# Supplied material:
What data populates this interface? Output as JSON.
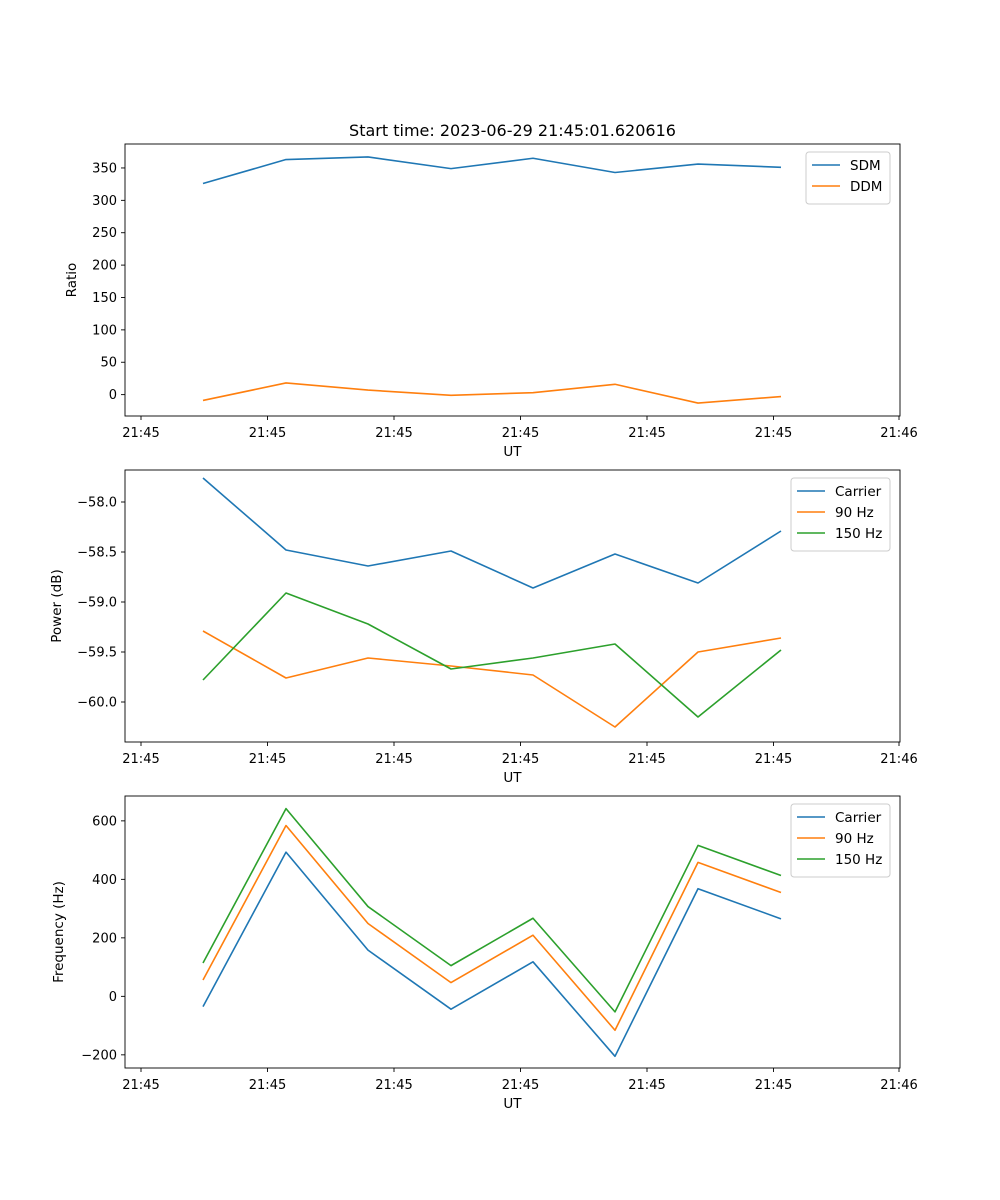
{
  "title": "Start time: 2023-06-29 21:45:01.620616",
  "chart_data": [
    {
      "type": "line",
      "xlabel": "UT",
      "ylabel": "Ratio",
      "x_tick_labels": [
        "21:45",
        "21:45",
        "21:45",
        "21:45",
        "21:45",
        "21:45",
        "21:46"
      ],
      "y_ticks": [
        0,
        50,
        100,
        150,
        200,
        250,
        300,
        350
      ],
      "ylim": [
        -33,
        387
      ],
      "legend_position": "top-right",
      "grid": false,
      "series": [
        {
          "name": "SDM",
          "color": "#1f77b4",
          "values": [
            326,
            363,
            367,
            349,
            365,
            343,
            356,
            351
          ]
        },
        {
          "name": "DDM",
          "color": "#ff7f0e",
          "values": [
            -9,
            18,
            7,
            -1,
            3,
            16,
            -13,
            -3
          ]
        }
      ]
    },
    {
      "type": "line",
      "xlabel": "UT",
      "ylabel": "Power (dB)",
      "x_tick_labels": [
        "21:45",
        "21:45",
        "21:45",
        "21:45",
        "21:45",
        "21:45",
        "21:46"
      ],
      "y_ticks": [
        -60.0,
        -59.5,
        -59.0,
        -58.5,
        -58.0
      ],
      "y_tick_labels": [
        "−60.0",
        "−59.5",
        "−59.0",
        "−58.5",
        "−58.0"
      ],
      "ylim": [
        -60.4,
        -57.68
      ],
      "legend_position": "top-right",
      "grid": false,
      "series": [
        {
          "name": "Carrier",
          "color": "#1f77b4",
          "values": [
            -57.76,
            -58.48,
            -58.64,
            -58.49,
            -58.86,
            -58.52,
            -58.81,
            -58.29
          ]
        },
        {
          "name": "90 Hz",
          "color": "#ff7f0e",
          "values": [
            -59.29,
            -59.76,
            -59.56,
            -59.64,
            -59.73,
            -60.25,
            -59.5,
            -59.36
          ]
        },
        {
          "name": "150 Hz",
          "color": "#2ca02c",
          "values": [
            -59.78,
            -58.91,
            -59.22,
            -59.67,
            -59.56,
            -59.42,
            -60.15,
            -59.48
          ]
        }
      ]
    },
    {
      "type": "line",
      "xlabel": "UT",
      "ylabel": "Frequency (Hz)",
      "x_tick_labels": [
        "21:45",
        "21:45",
        "21:45",
        "21:45",
        "21:45",
        "21:45",
        "21:46"
      ],
      "y_ticks": [
        -200,
        0,
        200,
        400,
        600
      ],
      "y_tick_labels": [
        "−200",
        "0",
        "200",
        "400",
        "600"
      ],
      "ylim": [
        -245,
        685
      ],
      "legend_position": "top-right",
      "grid": false,
      "series": [
        {
          "name": "Carrier",
          "color": "#1f77b4",
          "values": [
            -35,
            493,
            158,
            -44,
            118,
            -205,
            368,
            265
          ]
        },
        {
          "name": "90 Hz",
          "color": "#ff7f0e",
          "values": [
            56,
            584,
            249,
            47,
            209,
            -116,
            458,
            355
          ]
        },
        {
          "name": "150 Hz",
          "color": "#2ca02c",
          "values": [
            114,
            642,
            307,
            105,
            267,
            -53,
            516,
            413
          ]
        }
      ]
    }
  ]
}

# Stated exercise:
Search the entries for the string "ylabel" and collect each line that has it.

# Output of the task:
      "ylabel": "Ratio",
      "ylabel": "Power (dB)",
      "ylabel": "Frequency (Hz)",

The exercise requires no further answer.